■ EXERCISE GOAL ■
Without the pictures, write out all the lines below exactly as they appear.
>>>>
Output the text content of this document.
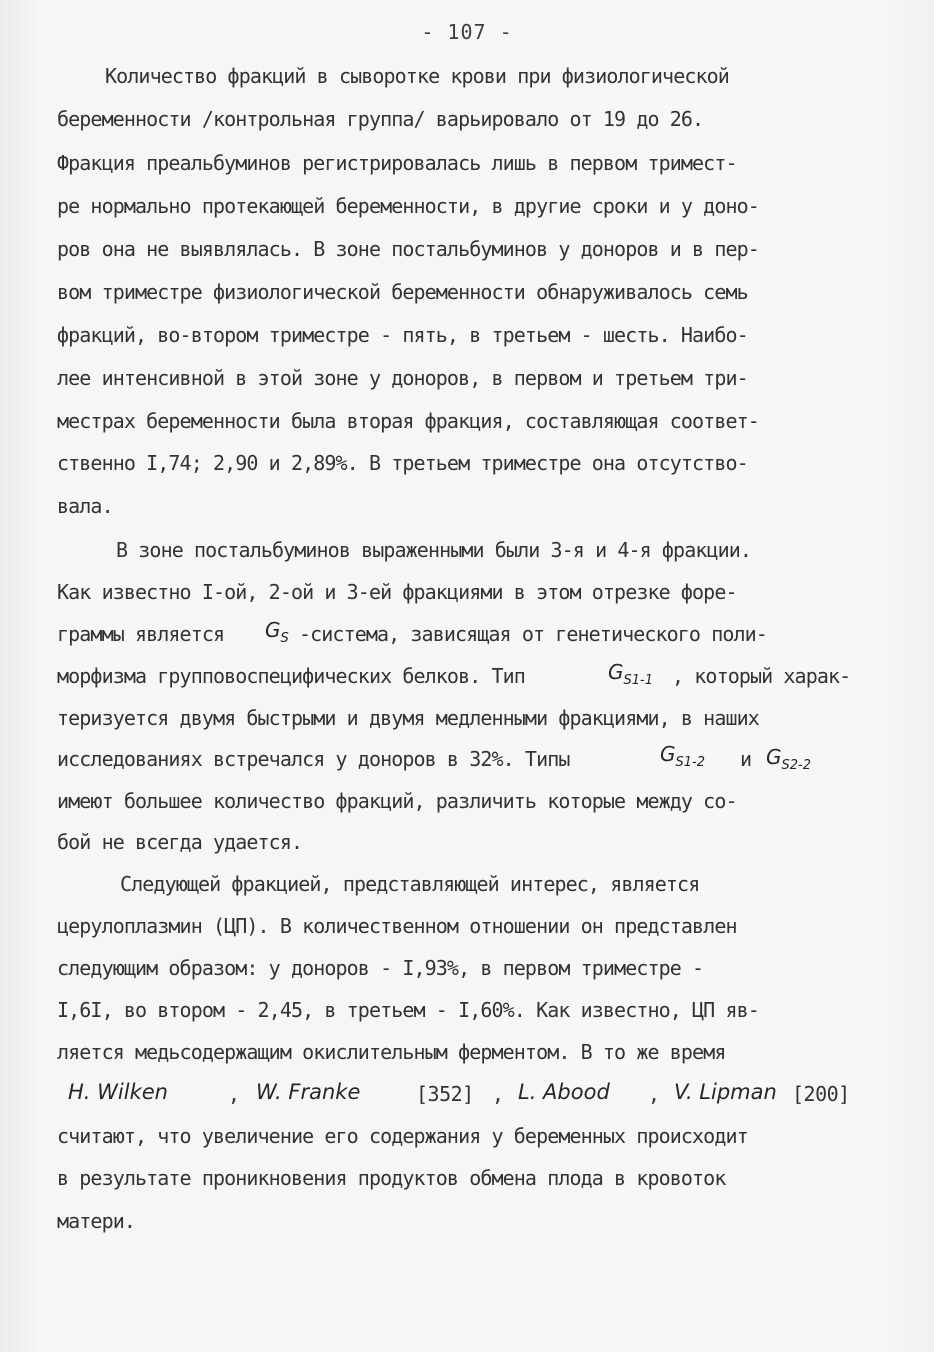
- 107 -
Количество фракций в сыворотке крови при физиологической
беременности /контрольная группа/ варьировало от 19 до 26.
Фракция преальбуминов регистрировалась лишь в первом тримест-
ре нормально протекающей беременности, в другие сроки и у доно-
ров она не выявлялась. В зоне постальбуминов у доноров и в пер-
вом триместре физиологической беременности обнаруживалось семь
фракций, во-втором триместре - пять, в третьем - шесть. Наибо-
лее интенсивной в этой зоне у доноров, в первом и третьем три-
местрах беременности была вторая фракция, составляющая соответ-
ственно I,74; 2,90 и 2,89%. В третьем триместре она отсутство-
вала.
В зоне постальбуминов выраженными были 3-я и 4-я фракции.
Как известно I-ой, 2-ой и 3-ей фракциями в этом отрезке форе-
граммы является $G_S$ -система, зависящая от генетического поли-
морфизма групповоспецифических белков. Тип	$G_{S1-1}$ , который харак-
теризуется двумя быстрыми и двумя медленными фракциями, в наших
исследованиях встречался у доноров в 32%. Типы	$G_{S1-2}$ и $G_{S2-2}$
имеют большее количество фракций, различить которые между со-
бой не всегда удается.
Следующей фракцией, представляющей интерес, является
церулоплазмин (ЦП). В количественном отношении он представлен
следующим образом: у доноров - I,93%, в первом триместре -
I,6I, во втором - 2,45, в третьем - I,60%. Как известно, ЦП яв-
ляется медьсодержащим окислительным ферментом. В то же время
H. Wilken	, W. Franke	[352] , L. Abood , V. Lipman [200]
считают, что увеличение его содержания у беременных происходит
в результате проникновения продуктов обмена плода в кровоток
матери.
<<<<
■ SOLUTION TO THIS EXERCISE ■
Output the text content of this document.
- 107 -
Количество фракций в сыворотке крови при физиологической
беременности /контрольная группа/ варьировало от 19 до 26.
Фракция преальбуминов регистрировалась лишь в первом тримест-
ре нормально протекающей беременности, в другие сроки и у доно-
ров она не выявлялась. В зоне постальбуминов у доноров и в пер-
вом триместре физиологической беременности обнаруживалось семь
фракций, во-втором триместре - пять, в третьем - шесть. Наибо-
лее интенсивной в этой зоне у доноров, в первом и третьем три-
местрах беременности была вторая фракция, составляющая соответ-
ственно I,74; 2,90 и 2,89%. В третьем триместре она отсутство-
вала.
В зоне постальбуминов выраженными были 3-я и 4-я фракции.
Как известно I-ой, 2-ой и 3-ей фракциями в этом отрезке форе-
граммы является $G_S$ -система, зависящая от генетического поли-
морфизма групповоспецифических белков. Тип	$G_{S1-1}$ , который харак-
теризуется двумя быстрыми и двумя медленными фракциями, в наших
исследованиях встречался у доноров в 32%. Типы	$G_{S1-2}$ и $G_{S2-2}$
имеют большее количество фракций, различить которые между со-
бой не всегда удается.
Следующей фракцией, представляющей интерес, является
церулоплазмин (ЦП). В количественном отношении он представлен
следующим образом: у доноров - I,93%, в первом триместре -
I,6I, во втором - 2,45, в третьем - I,60%. Как известно, ЦП яв-
ляется медьсодержащим окислительным ферментом. В то же время
H. Wilken	, W. Franke	[352] , L. Abood , V. Lipman [200]
считают, что увеличение его содержания у беременных происходит
в результате проникновения продуктов обмена плода в кровоток
матери.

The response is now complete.